SAN FRANCISCO -- We signaled here in March that Facebook was likely to pass IBM in 2014 on the list of most valuable technology companies in the world.

It did, after shares of the social network (FB) surged 44% and IBM stock (IBM) dropped 13% last year.

Yet Facebook's significant move up wasn't the biggest stock-market hit among the world's 20 most valuable tech firms.

Year-end stock market data point to the two most valuable winning stories of 2014 for tech investors.

The first was the relative strength of dividend-paying stocks such as Apple, Intel, Hewlett-Packard, Cisco Systems and Microsoft.

The second was a marked shift in value away from U.S. Internet firms (other than Facebook) and toward their Chinese rivals.

The surge in market capitalization among those big names helped drive the aggregate value of the world's 20 most valuable tech companies higher by $870 billion.

The 20 most valuable global tech stocks, by market cap, are now worth $3.6 trillion.

As measured by their change in U.S. market capitalization, Alibaba and Apple enriched their shareholders the most in 2014.

Tech investors who held Apple (AAPL) the last 12 months reaped a massive $253 billion aggregate gain in value.

The hardware maker's stock rose 40%, even though sales growth slowed, as CEO Tim Cook and the Apple board boosted dividend payments.

Almost as large last year was the value that investors added to the market cap of Alibaba (BABA), thanks to the online retailer's September IPO.

The China-based giant led by CEO Jack Ma staged the largest stock offering in history.

Alibaba ended 2014 as the world's fourth most valuable tech firm, with a market cap of $251 billion.

That put it behind only Apple, Microsoft and Google, as we surmised might happen just before the IPO.

BIG BLUE COMES UP SHORT

Facebook ended 2014 as No. 5, valued at $215 billion, just ahead of Oracle (ORCL) and Verizon (VZ) and well ahead of IBM, which slid from No. 4 to No. 11 on the list.

[Records from a collection]
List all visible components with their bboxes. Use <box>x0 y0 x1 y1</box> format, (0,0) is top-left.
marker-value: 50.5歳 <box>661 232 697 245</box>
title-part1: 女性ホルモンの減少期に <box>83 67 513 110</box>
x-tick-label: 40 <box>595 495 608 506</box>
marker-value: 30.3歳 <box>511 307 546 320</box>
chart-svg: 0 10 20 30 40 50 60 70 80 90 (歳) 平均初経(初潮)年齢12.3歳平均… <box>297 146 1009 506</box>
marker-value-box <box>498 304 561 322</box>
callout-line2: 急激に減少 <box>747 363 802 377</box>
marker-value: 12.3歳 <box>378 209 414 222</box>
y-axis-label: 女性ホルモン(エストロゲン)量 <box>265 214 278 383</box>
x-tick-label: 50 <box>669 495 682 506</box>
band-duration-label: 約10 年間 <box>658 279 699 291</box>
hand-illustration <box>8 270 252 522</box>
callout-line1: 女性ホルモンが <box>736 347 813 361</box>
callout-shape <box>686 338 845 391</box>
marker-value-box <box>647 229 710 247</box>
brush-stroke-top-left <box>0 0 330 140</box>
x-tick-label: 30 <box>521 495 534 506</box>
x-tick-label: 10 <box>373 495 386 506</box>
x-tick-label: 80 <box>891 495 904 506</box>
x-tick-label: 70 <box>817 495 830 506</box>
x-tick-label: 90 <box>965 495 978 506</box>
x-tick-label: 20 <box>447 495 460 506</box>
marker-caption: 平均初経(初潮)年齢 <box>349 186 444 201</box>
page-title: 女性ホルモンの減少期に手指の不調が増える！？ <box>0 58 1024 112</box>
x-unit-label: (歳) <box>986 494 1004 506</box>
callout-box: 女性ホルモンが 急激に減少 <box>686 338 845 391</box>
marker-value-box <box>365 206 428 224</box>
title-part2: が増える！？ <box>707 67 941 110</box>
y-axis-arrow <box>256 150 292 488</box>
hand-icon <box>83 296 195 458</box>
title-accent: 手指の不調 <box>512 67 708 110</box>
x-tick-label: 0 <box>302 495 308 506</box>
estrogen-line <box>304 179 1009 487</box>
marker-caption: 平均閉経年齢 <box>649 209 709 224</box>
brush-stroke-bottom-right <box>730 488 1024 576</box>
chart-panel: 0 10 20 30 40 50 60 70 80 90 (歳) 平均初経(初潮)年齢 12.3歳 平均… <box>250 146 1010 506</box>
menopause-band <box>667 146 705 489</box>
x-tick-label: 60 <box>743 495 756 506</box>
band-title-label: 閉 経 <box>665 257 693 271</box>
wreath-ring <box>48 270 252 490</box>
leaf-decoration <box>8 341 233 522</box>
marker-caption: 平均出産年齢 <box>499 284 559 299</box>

- ACTIVITIES:
1 – Summarize the text about 2014 tech company values in two sentences.
2 – Continue the text about 2014 tech company values after its final sentence.
The records are separate material with no connection to the text about tech company values.

- ANSWERS TO THIS EXERCISE:
1 – Facebook passed IBM among the world's most valuable tech companies in 2014, but the year's two most valuable winning stories were the strength of dividend-paying stocks such as Apple and a shift in value toward Chinese Internet firms. Apple's shareholders gained $253 billion as its stock rose 40%, and Alibaba's record IPO made it the world's fourth most valuable tech firm, ahead of Facebook at No. 5 and IBM, which slid to No. 11.

2 –
Big Blue shares lost 13%, wiping out $21 billion in market cap, as investors have yet to buy into CEO Ginni Rometty's strategy.

The new Global Tech 20 list shows where tech investors held their biggest stock bets as the new year began, and Alibaba wasn't the only China-based online firm to find favor with global investors.

Shares of Tencent Holdings (OTC: TCEHY) rose 13%, and the Alibaba rival ended 2014 valued at $129 billion, good for No. 14 on the list.

Meanwhile Baidu (BIDU), China's No. 1 Internet search provider, saw its shares surge 28%.

It's now worth $76 billion, making it the world's 17th most valuable tech firm.

Tencent and Baidu together added $38 billion in market cap.

To get an idea of where some of the money flowing into Chinese Internet stocks may have come from, look at a 2014 stock chart for Google (GOOG) and, most especially, Amazon.

Even as the Nasdaq Composite rose 13%, shares of Google slid 5%.

Revenue growth at the Internet search giant is now less than half that of Facebook, its key rival in the market for online advertising.

Amazon shareholders fared even worse as its stock dropped 22%, the most of any of the 20 largest tech firms.

The online retailer's historically thin profit margins evaporated and turned to losses amid heavy spending by CEO Jeff Bezos on everything from drones to original programming.

After shedding more than $31 billion in market cap, the Seattle-based company ended 2014 worth $141 billion, or 12th most valuable.

The rise in valuations among China Internet companies made Alibaba, Tencent and Baidu worth more than long-established U.S. companies such as Hewlett-Packard (HPQ), eBay (EBAY) and Priceline.com (PCLN).

Don't cry for H-P shareholders, however, as the value of their shares skyrocketed 48%, the best stock performance on the list.

Cheered by CEO Meg Whitman's plan to split up the company, investors added $35 billion to the company's value.

The PC and printer giant finished the year worth $75 billion, good for No. 18 on the list.

Microsoft (MSFT) shareholders also scored big as investors liked what they heard from new CEO Satya Nadella.

The stock rose 25%, adding a hefty $97 billion of market worth and placing the software giant ahead of Google, which began 2014 as the more valuable company.